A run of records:
◆ ◆ ◆ ◆ ◆

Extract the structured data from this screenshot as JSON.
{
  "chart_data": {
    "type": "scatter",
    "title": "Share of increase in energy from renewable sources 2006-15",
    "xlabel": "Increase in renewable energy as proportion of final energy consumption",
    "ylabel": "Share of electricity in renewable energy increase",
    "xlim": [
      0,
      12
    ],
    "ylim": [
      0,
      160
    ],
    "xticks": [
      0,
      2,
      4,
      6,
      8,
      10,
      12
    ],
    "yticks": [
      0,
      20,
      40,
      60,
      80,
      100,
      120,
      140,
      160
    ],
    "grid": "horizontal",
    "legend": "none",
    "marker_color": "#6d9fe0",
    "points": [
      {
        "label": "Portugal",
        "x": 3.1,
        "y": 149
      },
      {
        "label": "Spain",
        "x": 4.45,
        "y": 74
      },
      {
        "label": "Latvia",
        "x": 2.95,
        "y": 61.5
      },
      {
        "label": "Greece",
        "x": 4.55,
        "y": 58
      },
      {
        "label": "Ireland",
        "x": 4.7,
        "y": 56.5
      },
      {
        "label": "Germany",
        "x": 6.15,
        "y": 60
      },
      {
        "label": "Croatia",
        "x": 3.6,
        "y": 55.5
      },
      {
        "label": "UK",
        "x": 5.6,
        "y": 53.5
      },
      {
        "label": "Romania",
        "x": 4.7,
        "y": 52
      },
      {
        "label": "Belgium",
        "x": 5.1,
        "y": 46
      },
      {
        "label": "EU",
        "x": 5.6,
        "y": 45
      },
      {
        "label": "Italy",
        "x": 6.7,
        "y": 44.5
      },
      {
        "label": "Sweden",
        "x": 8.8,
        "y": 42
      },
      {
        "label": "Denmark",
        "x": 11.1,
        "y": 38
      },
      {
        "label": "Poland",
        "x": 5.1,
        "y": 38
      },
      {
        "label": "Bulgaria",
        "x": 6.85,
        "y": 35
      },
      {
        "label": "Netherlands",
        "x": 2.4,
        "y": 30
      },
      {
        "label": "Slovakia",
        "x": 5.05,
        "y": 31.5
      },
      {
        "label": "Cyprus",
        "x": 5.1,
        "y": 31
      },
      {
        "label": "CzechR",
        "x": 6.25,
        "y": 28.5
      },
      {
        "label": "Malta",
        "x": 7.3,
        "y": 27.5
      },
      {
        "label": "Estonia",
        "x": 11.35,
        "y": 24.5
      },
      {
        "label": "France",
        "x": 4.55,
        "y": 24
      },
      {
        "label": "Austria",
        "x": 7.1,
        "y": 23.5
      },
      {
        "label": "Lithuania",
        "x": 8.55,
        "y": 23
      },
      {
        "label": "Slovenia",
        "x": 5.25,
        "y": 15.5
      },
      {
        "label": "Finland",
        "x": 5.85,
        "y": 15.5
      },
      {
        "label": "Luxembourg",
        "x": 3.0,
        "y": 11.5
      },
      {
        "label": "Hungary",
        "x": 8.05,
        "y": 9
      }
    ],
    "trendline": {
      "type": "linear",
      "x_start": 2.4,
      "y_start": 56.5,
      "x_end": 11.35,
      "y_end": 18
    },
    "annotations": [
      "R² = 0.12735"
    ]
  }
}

◆ ◆ ◆ ◆ ◆

▶ _Stated task_: Copy out every entry again, exactly as it was given.

▶ _Right answer_:
Extract the structured data from this screenshot as JSON.
{
  "chart_data": {
    "type": "scatter",
    "title": "Share of increase in energy from renewable sources 2006-15",
    "xlabel": "Increase in renewable energy as proportion of final energy consumption",
    "ylabel": "Share of electricity in renewable energy increase",
    "xlim": [
      0,
      12
    ],
    "ylim": [
      0,
      160
    ],
    "xticks": [
      0,
      2,
      4,
      6,
      8,
      10,
      12
    ],
    "yticks": [
      0,
      20,
      40,
      60,
      80,
      100,
      120,
      140,
      160
    ],
    "grid": "horizontal",
    "legend": "none",
    "marker_color": "#6d9fe0",
    "points": [
      {
        "label": "Portugal",
        "x": 3.1,
        "y": 149
      },
      {
        "label": "Spain",
        "x": 4.45,
        "y": 74
      },
      {
        "label": "Latvia",
        "x": 2.95,
        "y": 61.5
      },
      {
        "label": "Greece",
        "x": 4.55,
        "y": 58
      },
      {
        "label": "Ireland",
        "x": 4.7,
        "y": 56.5
      },
      {
        "label": "Germany",
        "x": 6.15,
        "y": 60
      },
      {
        "label": "Croatia",
        "x": 3.6,
        "y": 55.5
      },
      {
        "label": "UK",
        "x": 5.6,
        "y": 53.5
      },
      {
        "label": "Romania",
        "x": 4.7,
        "y": 52
      },
      {
        "label": "Belgium",
        "x": 5.1,
        "y": 46
      },
      {
        "label": "EU",
        "x": 5.6,
        "y": 45
      },
      {
        "label": "Italy",
        "x": 6.7,
        "y": 44.5
      },
      {
        "label": "Sweden",
        "x": 8.8,
        "y": 42
      },
      {
        "label": "Denmark",
        "x": 11.1,
        "y": 38
      },
      {
        "label": "Poland",
        "x": 5.1,
        "y": 38
      },
      {
        "label": "Bulgaria",
        "x": 6.85,
        "y": 35
      },
      {
        "label": "Netherlands",
        "x": 2.4,
        "y": 30
      },
      {
        "label": "Slovakia",
        "x": 5.05,
        "y": 31.5
      },
      {
        "label": "Cyprus",
        "x": 5.1,
        "y": 31
      },
      {
        "label": "CzechR",
        "x": 6.25,
        "y": 28.5
      },
      {
        "label": "Malta",
        "x": 7.3,
        "y": 27.5
      },
      {
        "label": "Estonia",
        "x": 11.35,
        "y": 24.5
      },
      {
        "label": "France",
        "x": 4.55,
        "y": 24
      },
      {
        "label": "Austria",
        "x": 7.1,
        "y": 23.5
      },
      {
        "label": "Lithuania",
        "x": 8.55,
        "y": 23
      },
      {
        "label": "Slovenia",
        "x": 5.25,
        "y": 15.5
      },
      {
        "label": "Finland",
        "x": 5.85,
        "y": 15.5
      },
      {
        "label": "Luxembourg",
        "x": 3.0,
        "y": 11.5
      },
      {
        "label": "Hungary",
        "x": 8.05,
        "y": 9
      }
    ],
    "trendline": {
      "type": "linear",
      "x_start": 2.4,
      "y_start": 56.5,
      "x_end": 11.35,
      "y_end": 18
    },
    "annotations": [
      "R² = 0.12735"
    ]
  }
}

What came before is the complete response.